Passage given -
◇ ◇ ◇ ◇ ◇ ◇ ◇

- Born: September 20, 1945 Baltimore, Maryland, U.S.
- Died: March 14, 2016 (aged 70)
- Genres: Rhythm and blues; funk; jazz;
- Occupation: Musician
- Instrument: Guitar
- Labels: Groove Merchant; Lester Radio Corporation; ILM; Room 302;

= O'Donel Levy =

American guitarist (1945–2016)

O'Donel "Butch" Levy (September 20, 1945 – March 14, 2016) was a rhythm & blues, funk and jazz guitarist from Baltimore, Maryland. He was brother of session drummer Stafford Levy.

Levy studied music at the Peabody Institute at Johns Hopkins University in Baltimore. He moved to New York City and toured with George Benson and Jimmy McGriff.

Levy released his debut album, Black Velvet, in 1971 on Groove Merchant. This was followed by a live album Concert: Friday the 13th - Cook County Jail, recorded at the Cook County Jail in Chicago in 1972. Levy performed as a member of the Jimmy McGriff quintet.

Levy's second album Breeding of Mind (Groove Merchant, 1972) crossed the genres of jazz, funk, and pop. He recorded it with Charles Covington, Chester Thompson, and Eric Ward, with arrangements by Manny Albam. His fourth album Simba (1973) was arranged by Albam, produced by Sonny Lester, and recorded with Warren Bernhardt, Cecil Bridgewater, Eddie Daniels, Jon Faddis, Steve Gadd, Tony Levin, Lew Soloff, and Bill Watrous. His fifth album Everything I Do Gonna Be Funky (1974) drew attention because of its risqué album cover.

◇ ◇ ◇ ◇ ◇ ◇ ◇

Give again, word for word, the part of the O'Donel Levy biography between "Levy released his" and "risqué album cover.", inclusive.

◇ ◇ ◇ ◇ ◇ ◇ ◇

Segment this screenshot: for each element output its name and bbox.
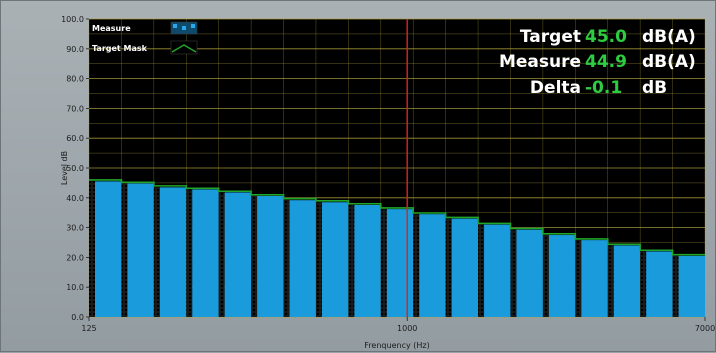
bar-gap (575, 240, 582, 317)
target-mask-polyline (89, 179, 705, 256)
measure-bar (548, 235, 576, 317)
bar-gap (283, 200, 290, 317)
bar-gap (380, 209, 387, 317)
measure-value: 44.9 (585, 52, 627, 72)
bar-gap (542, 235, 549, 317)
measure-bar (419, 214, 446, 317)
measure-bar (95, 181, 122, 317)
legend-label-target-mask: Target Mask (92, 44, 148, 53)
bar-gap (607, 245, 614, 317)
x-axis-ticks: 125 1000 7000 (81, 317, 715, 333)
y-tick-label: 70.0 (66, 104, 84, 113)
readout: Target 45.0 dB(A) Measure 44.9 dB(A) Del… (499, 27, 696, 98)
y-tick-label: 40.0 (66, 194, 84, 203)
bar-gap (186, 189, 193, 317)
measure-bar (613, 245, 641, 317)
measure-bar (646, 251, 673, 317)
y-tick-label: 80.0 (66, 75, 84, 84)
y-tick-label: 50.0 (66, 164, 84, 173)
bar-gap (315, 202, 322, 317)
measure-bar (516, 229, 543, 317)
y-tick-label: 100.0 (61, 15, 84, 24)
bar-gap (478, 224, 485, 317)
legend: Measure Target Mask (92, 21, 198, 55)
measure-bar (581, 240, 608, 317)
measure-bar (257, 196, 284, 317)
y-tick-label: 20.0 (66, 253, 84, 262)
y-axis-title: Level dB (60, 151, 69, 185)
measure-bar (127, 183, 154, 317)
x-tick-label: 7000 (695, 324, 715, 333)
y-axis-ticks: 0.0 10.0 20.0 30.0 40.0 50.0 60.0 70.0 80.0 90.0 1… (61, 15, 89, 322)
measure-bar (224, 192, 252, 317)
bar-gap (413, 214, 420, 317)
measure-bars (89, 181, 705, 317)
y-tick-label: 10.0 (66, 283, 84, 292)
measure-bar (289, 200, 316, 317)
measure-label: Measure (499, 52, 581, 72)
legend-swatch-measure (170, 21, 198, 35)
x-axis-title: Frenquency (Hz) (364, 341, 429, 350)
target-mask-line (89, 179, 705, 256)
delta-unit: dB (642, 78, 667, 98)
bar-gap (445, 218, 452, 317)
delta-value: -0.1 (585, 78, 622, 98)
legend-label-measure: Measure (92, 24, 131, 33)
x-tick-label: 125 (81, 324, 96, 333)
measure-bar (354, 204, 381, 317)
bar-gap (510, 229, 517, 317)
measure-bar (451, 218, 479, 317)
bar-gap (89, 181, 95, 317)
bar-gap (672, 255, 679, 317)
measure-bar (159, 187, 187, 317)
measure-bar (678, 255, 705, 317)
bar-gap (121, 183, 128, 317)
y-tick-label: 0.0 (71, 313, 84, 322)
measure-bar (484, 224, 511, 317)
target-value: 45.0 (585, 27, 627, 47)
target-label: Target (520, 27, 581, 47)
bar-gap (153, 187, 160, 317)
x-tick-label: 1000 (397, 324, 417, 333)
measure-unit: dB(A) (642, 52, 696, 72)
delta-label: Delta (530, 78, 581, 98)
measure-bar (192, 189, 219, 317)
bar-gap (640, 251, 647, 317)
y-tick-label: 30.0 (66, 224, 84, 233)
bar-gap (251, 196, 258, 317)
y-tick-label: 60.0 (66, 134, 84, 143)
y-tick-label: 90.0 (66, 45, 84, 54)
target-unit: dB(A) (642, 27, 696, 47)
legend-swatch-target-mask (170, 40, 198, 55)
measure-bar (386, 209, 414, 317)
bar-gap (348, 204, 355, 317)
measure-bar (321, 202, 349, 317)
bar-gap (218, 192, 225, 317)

◇ ◇ ◇ ◇ ◇ ◇ ◇

Exercise solution -
Levy released his debut album, Black Velvet, in 1971 on Groove Merchant. This was followed by a live album Concert: Friday the 13th - Cook County Jail, recorded at the Cook County Jail in Chicago in 1972. Levy performed as a member of the Jimmy McGriff quintet.

Levy's second album Breeding of Mind (Groove Merchant, 1972) crossed the genres of jazz, funk, and pop. He recorded it with Charles Covington, Chester Thompson, and Eric Ward, with arrangements by Manny Albam. His fourth album Simba (1973) was arranged by Albam, produced by Sonny Lester, and recorded with Warren Bernhardt, Cecil Bridgewater, Eddie Daniels, Jon Faddis, Steve Gadd, Tony Levin, Lew Soloff, and Bill Watrous. His fifth album Everything I Do Gonna Be Funky (1974) drew attention because of its risqué album cover.